◆ Problem details: How would you extend the text on Canadian rye versus American straight rye, picking up right after its final sentence?

----- Text passage

Canadian Rye Versus American Straight Rye

Canadian Rye Versus American Straight Rye

Davin is the author of Canadian Whisky: The Portable Expert
Since Canadian whisky is mostly made from corn, why is it known everywhere as "rye?" History, culture, and national pride blend in the distillery. Two centuries ago, Canadian flour millers began making whisky from their excess wheat. This was when wheat was the predominant grain for Canada's pioneers. Along the way, someone decided to spice up their whisky by adding a small amount of rye grain to it and a distinctly Canadian whisky style was born.

This tangy new whisky packed more flavour than common wheat whisky and almost everyone preferred it. Customers started demanding "rye," wheat whisky with a small amount of rye grain added. Eventually, the word "rye" entered the Canadian lexicon as a synonym for whisky.

In the 20th century some Canadian distillers began using corn to make their whisky. Driving across the Ontario corn-belt today, you would never suspect that these hardy varieties of corn were not even developed until the 1950s. Before that, when corn was used for whisky-making it was imported from the U. S. But why corn? Quite simply, corn produces more alcohol than wheat does. By adding even a small amount of rye-grain whisky, distillers can still maintain distinct Canadian whisky flavour.

In the mid-20th century, whisky makers in the States decided that their "straight rye" had to be made from a mash of at least 51 per cent rye grain.

Some whisky fans took this to mean that Canadian rye, made with smaller amounts of rye grain, is not "real rye." But that makes no sense. Rye grown on the fringes of cultivation is spicier than that grown in more southerly climes.

Moreover, these American regulations arrived nearly 150 years after Canadians had already defined what rye whisky meant to them. In Canada, rye is a flavour and some of the same congeners derived from rye are also found in well-seasoned oak barrels.

There is another twist to the tale. In the U. S., distillers blend the grains before mashing them, in what they call a mash bill. In Canada distillers mash the individual grains separately then bring them together as new spirit or matured whisky. So, 51 per cent rye or not, today the concept of a mash bill is essentially meaningless in Canada.

There's more: when corn is fermented it produces large amounts of alcohol, 14 per cent alcohol is the norm in a corn mash but often it goes higher.

Rye on the other hand produces in the range of eight per cent alcohol, often less than that. So a mash of 51 per cent rye and 49 per cent corn is still producing a lot more corn whisky than it is rye. Thus, Canadian distillers who blend at the liquid stage rather than as dry grain get proportionally more impact from the rye grain they use.

In the U. S. "straight" whisky must be aged in brand new charred oak barrels. These barrels are so loaded with flavours of their own that they can overpower the influence of the grain. Even though rye grain is spicy and rich in flavour, American distillers use a high percentage of rye to ensure that its natural flavours can survive the burst of oak flavours from inside the barrel.

----------
----- Dataset rows

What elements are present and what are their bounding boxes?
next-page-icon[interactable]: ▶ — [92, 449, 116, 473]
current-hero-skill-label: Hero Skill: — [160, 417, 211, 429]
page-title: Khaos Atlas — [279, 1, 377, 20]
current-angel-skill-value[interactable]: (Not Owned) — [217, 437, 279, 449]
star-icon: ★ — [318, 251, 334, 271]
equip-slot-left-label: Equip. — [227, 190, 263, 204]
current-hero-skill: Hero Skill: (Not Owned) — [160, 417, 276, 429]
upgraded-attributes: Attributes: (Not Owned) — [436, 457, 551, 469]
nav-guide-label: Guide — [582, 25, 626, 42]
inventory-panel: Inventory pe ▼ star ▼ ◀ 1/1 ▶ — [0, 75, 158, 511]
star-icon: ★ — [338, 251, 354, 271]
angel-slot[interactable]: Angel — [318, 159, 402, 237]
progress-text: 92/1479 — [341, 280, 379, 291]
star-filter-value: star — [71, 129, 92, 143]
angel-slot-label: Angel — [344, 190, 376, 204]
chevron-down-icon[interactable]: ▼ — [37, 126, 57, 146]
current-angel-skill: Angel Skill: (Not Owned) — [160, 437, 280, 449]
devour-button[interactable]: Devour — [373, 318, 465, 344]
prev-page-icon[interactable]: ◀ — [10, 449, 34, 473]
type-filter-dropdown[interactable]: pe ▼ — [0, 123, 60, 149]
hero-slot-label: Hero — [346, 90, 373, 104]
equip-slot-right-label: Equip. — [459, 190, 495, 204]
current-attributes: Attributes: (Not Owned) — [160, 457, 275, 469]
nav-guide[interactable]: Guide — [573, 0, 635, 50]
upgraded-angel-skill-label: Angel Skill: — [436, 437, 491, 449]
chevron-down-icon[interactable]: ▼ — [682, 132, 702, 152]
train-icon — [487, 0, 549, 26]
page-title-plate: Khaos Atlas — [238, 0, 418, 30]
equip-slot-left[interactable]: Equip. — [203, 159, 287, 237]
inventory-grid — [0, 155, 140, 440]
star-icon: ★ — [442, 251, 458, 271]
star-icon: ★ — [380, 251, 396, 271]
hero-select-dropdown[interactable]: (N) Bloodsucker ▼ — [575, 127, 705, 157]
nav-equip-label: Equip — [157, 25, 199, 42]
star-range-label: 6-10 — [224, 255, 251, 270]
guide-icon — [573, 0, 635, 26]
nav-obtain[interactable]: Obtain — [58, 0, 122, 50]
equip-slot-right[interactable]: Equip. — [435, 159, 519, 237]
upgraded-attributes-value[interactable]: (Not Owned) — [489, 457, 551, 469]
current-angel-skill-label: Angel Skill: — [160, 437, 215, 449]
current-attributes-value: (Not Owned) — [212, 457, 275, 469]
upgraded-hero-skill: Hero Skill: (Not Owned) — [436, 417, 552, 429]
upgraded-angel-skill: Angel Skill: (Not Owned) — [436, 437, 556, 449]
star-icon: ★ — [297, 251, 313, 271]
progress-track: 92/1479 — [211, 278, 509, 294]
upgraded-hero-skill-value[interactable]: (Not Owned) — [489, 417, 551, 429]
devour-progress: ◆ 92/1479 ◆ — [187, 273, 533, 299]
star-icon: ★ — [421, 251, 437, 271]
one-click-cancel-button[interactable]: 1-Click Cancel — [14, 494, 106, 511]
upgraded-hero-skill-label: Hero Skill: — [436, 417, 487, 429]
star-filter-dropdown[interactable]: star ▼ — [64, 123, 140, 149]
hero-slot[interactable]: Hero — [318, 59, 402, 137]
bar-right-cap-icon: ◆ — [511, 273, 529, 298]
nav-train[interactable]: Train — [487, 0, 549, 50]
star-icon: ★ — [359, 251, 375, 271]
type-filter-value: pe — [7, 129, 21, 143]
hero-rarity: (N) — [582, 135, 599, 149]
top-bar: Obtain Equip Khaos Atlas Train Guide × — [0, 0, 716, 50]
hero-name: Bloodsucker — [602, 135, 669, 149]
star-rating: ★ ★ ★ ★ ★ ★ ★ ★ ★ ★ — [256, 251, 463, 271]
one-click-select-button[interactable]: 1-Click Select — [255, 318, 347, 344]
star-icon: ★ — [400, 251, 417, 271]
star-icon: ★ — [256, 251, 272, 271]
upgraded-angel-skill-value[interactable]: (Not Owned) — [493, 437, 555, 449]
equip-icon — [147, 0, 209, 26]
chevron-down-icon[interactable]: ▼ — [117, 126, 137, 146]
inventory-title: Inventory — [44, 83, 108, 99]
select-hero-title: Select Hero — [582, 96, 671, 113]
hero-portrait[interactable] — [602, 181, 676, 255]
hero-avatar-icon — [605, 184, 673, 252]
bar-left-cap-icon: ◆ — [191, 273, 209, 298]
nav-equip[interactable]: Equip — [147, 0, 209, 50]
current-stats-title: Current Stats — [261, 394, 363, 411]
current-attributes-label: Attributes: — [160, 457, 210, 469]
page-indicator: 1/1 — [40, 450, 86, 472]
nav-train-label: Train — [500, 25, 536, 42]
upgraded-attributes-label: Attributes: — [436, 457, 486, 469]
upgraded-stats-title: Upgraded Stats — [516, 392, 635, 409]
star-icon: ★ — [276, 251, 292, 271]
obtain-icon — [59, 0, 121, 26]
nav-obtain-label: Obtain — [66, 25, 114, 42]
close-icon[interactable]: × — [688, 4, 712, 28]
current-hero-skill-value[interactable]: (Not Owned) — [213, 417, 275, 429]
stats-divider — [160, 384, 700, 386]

----------

◆ The answer:
In Canada, though, rye whisky is aged in a mixture of barrels that have already been used one or more times, as well as in new ones. Re-used barrels bring additional flavours to the whisky that are not detectable in whisky that has been aged in new oak. Some of these flavours taste like rye. As the oak flavours are more subtle overall in reused barrels, it takes a relatively smaller amount of rye grain to get a great surge of flavour.

Today, as micro-distilleries spring up across Canada, many hope to revive the "tradition" of all-rye Canadian whisky.

But it's a tradition that exists more in the imagination than in reality. Canada's early settlers grew rye grain as a stopgap, because they knew that it thrived in poorly cultivated, recently broken soil. But as soon as rough land became tilled fields, farmers switched from rye to more bountiful wheat, and distillers stopped using rye grain, except in small amounts for flavouring.

So is Canadian whisky really "rye"? You bet it is, and more recent U.S. definitions about rye notwithstanding, that's the way it has been for some 200 years now.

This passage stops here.